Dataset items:
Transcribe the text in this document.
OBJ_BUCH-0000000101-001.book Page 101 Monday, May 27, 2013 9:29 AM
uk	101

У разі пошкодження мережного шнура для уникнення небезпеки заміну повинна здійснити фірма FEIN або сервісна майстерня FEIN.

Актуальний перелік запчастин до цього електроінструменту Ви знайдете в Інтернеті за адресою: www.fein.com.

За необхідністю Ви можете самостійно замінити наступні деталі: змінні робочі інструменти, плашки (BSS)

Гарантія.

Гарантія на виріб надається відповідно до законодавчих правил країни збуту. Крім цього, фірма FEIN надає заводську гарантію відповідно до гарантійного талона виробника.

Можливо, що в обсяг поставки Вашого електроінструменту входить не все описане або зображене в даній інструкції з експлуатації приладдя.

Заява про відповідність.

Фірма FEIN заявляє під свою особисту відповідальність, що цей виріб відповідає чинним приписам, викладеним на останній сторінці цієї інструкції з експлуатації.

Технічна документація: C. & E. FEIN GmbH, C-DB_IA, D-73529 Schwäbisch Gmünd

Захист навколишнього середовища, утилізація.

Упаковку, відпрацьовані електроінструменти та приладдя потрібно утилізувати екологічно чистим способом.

**WRITTEN INSTRUCTION:** Restate the whole listing exactly.

**SOLVED EXERCISE:**
Transcribe the text in this document.
OBJ_BUCH-0000000101-001.book Page 101 Monday, May 27, 2013 9:29 AM
uk	101

У разі пошкодження мережного шнура для уникнення небезпеки заміну повинна здійснити фірма FEIN або сервісна майстерня FEIN.

Актуальний перелік запчастин до цього електроінструменту Ви знайдете в Інтернеті за адресою: www.fein.com.

За необхідністю Ви можете самостійно замінити наступні деталі: змінні робочі інструменти, плашки (BSS)

Гарантія.

Гарантія на виріб надається відповідно до законодавчих правил країни збуту. Крім цього, фірма FEIN надає заводську гарантію відповідно до гарантійного талона виробника.

Можливо, що в обсяг поставки Вашого електроінструменту входить не все описане або зображене в даній інструкції з експлуатації приладдя.

Заява про відповідність.

Фірма FEIN заявляє під свою особисту відповідальність, що цей виріб відповідає чинним приписам, викладеним на останній сторінці цієї інструкції з експлуатації.

Технічна документація: C. & E. FEIN GmbH, C-DB_IA, D-73529 Schwäbisch Gmünd

Захист навколишнього середовища, утилізація.

Упаковку, відпрацьовані електроінструменти та приладдя потрібно утилізувати екологічно чистим способом.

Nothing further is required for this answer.